Goal of the exercise ::
Each record is to be transcribed exactly.
BEGIN The records
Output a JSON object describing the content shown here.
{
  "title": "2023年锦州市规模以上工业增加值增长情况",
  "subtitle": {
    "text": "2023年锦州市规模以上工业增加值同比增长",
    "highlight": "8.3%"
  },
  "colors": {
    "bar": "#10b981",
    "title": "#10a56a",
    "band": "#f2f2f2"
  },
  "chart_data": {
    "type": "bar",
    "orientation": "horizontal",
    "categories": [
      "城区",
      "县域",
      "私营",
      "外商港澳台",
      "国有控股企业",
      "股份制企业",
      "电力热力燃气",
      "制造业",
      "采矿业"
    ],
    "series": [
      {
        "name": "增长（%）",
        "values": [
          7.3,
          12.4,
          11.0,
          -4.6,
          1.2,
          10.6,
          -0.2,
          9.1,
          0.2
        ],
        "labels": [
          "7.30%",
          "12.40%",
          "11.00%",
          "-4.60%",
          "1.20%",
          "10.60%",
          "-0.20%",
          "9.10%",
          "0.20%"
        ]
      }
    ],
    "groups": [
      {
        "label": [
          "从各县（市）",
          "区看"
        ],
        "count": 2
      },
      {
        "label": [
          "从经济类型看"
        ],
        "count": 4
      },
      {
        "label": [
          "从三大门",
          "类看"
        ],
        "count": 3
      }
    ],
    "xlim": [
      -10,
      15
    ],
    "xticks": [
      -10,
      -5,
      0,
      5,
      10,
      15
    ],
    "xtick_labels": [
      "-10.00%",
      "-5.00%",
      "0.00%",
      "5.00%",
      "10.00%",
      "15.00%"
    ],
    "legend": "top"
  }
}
END The records
Solution for this problem ::
Output a JSON object describing the content shown here.
{
  "title": "2023年锦州市规模以上工业增加值增长情况",
  "subtitle": {
    "text": "2023年锦州市规模以上工业增加值同比增长",
    "highlight": "8.3%"
  },
  "colors": {
    "bar": "#10b981",
    "title": "#10a56a",
    "band": "#f2f2f2"
  },
  "chart_data": {
    "type": "bar",
    "orientation": "horizontal",
    "categories": [
      "城区",
      "县域",
      "私营",
      "外商港澳台",
      "国有控股企业",
      "股份制企业",
      "电力热力燃气",
      "制造业",
      "采矿业"
    ],
    "series": [
      {
        "name": "增长（%）",
        "values": [
          7.3,
          12.4,
          11.0,
          -4.6,
          1.2,
          10.6,
          -0.2,
          9.1,
          0.2
        ],
        "labels": [
          "7.30%",
          "12.40%",
          "11.00%",
          "-4.60%",
          "1.20%",
          "10.60%",
          "-0.20%",
          "9.10%",
          "0.20%"
        ]
      }
    ],
    "groups": [
      {
        "label": [
          "从各县（市）",
          "区看"
        ],
        "count": 2
      },
      {
        "label": [
          "从经济类型看"
        ],
        "count": 4
      },
      {
        "label": [
          "从三大门",
          "类看"
        ],
        "count": 3
      }
    ],
    "xlim": [
      -10,
      15
    ],
    "xticks": [
      -10,
      -5,
      0,
      5,
      10,
      15
    ],
    "xtick_labels": [
      "-10.00%",
      "-5.00%",
      "0.00%",
      "5.00%",
      "10.00%",
      "15.00%"
    ],
    "legend": "top"
  }
}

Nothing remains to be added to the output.